### PROBLEM REQUIREMENTS
Extract every line where the string "Schnäppchen" appears.

### PROVIDED INFORMATION
╭──

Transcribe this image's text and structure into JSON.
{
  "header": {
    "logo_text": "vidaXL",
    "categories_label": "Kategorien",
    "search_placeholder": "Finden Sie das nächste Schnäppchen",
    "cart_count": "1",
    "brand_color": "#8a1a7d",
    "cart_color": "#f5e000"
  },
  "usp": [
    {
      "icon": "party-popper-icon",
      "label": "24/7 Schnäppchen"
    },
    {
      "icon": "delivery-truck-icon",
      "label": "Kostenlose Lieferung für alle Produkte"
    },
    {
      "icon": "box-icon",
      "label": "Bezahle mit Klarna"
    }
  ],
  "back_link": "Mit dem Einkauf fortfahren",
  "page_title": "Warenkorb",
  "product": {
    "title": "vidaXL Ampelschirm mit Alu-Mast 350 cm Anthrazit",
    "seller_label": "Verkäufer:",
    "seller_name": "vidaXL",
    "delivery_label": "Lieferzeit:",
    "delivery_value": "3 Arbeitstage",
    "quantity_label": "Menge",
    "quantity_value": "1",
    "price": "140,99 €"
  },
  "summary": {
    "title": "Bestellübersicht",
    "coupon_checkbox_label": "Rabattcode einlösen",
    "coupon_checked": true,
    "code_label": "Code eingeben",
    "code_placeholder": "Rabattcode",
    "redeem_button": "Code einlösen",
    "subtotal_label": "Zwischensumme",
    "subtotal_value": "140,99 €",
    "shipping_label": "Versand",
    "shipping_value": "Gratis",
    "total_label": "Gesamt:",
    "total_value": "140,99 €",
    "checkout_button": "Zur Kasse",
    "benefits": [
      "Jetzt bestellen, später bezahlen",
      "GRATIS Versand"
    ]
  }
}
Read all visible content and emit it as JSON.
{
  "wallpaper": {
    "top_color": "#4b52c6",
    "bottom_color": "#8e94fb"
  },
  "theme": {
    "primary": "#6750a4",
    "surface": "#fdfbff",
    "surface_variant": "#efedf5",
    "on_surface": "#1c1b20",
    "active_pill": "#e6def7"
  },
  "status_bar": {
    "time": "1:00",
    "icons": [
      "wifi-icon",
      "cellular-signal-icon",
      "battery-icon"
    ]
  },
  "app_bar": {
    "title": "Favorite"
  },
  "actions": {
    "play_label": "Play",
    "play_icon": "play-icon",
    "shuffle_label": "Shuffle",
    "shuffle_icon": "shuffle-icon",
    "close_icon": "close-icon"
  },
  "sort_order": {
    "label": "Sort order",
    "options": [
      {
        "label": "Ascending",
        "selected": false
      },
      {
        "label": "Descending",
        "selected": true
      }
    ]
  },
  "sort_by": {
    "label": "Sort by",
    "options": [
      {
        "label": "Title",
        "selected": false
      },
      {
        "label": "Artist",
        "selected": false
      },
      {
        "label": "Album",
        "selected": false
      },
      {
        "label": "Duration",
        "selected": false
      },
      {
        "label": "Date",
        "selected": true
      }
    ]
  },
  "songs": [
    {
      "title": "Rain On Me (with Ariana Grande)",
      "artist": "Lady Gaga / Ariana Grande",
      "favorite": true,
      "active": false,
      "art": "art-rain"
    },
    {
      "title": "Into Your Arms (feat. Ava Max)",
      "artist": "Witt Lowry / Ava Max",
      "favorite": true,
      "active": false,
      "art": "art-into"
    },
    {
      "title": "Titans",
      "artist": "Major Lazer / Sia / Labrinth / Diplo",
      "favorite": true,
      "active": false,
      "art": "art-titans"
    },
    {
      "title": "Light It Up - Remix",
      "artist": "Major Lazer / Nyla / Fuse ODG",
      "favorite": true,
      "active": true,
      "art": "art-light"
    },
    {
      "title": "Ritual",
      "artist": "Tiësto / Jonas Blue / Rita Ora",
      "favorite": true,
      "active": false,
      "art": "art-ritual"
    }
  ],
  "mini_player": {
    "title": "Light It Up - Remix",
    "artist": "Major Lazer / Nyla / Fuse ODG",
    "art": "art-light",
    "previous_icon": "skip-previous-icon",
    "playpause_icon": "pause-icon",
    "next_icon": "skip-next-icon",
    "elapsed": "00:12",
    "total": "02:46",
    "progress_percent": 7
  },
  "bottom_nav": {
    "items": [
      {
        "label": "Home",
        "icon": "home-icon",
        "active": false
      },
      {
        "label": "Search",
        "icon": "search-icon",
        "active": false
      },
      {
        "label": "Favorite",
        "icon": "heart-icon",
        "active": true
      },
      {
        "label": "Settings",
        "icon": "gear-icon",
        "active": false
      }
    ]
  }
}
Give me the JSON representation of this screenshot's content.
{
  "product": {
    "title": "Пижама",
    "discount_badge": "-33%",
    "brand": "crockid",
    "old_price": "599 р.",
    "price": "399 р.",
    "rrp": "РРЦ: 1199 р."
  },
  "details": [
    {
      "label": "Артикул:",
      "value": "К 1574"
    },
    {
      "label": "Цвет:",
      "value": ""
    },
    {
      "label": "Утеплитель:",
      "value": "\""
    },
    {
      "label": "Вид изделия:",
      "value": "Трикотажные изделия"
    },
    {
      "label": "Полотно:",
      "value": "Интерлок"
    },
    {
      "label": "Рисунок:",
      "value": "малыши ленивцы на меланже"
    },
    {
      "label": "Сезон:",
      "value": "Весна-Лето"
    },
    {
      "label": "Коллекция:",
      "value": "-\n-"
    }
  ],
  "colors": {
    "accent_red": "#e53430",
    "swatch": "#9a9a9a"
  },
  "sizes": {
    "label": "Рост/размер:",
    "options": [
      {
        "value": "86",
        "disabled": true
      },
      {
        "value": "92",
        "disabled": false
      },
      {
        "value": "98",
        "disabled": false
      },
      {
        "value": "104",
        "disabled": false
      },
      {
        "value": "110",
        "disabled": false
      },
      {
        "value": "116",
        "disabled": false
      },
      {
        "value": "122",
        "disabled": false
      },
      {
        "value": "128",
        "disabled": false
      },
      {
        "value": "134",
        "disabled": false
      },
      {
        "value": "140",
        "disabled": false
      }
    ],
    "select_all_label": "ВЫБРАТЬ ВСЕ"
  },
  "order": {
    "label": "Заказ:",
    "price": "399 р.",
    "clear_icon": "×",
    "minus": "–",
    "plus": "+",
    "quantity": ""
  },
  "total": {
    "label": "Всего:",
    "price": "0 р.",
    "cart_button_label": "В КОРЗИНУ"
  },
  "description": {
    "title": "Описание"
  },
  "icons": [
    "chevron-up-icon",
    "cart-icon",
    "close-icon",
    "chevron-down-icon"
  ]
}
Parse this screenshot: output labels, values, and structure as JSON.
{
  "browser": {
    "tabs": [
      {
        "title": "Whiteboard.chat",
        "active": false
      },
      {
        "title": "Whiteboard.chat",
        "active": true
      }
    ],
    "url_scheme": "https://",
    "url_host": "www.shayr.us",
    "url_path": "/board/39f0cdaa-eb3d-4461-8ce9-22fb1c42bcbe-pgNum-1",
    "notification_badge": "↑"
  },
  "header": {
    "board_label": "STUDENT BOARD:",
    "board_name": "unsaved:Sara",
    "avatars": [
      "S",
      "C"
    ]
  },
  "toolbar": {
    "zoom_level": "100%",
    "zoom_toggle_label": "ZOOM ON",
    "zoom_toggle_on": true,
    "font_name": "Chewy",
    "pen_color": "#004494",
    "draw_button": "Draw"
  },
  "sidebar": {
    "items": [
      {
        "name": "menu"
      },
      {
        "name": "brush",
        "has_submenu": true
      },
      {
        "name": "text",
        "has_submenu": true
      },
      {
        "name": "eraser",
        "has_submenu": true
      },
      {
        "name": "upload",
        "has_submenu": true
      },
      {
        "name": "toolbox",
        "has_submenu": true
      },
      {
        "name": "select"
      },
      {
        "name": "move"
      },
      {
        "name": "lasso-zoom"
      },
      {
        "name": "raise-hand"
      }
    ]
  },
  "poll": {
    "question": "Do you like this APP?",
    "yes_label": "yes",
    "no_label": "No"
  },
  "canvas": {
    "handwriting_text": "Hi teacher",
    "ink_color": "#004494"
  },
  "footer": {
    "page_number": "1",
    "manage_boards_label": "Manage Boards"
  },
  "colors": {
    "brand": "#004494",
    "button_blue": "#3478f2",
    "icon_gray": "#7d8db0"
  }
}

╰──

### SOLUTION TO THE EXERCISE
    "search_placeholder": "Finden Sie das nächste Schnäppchen",
      "label": "24/7 Schnäppchen"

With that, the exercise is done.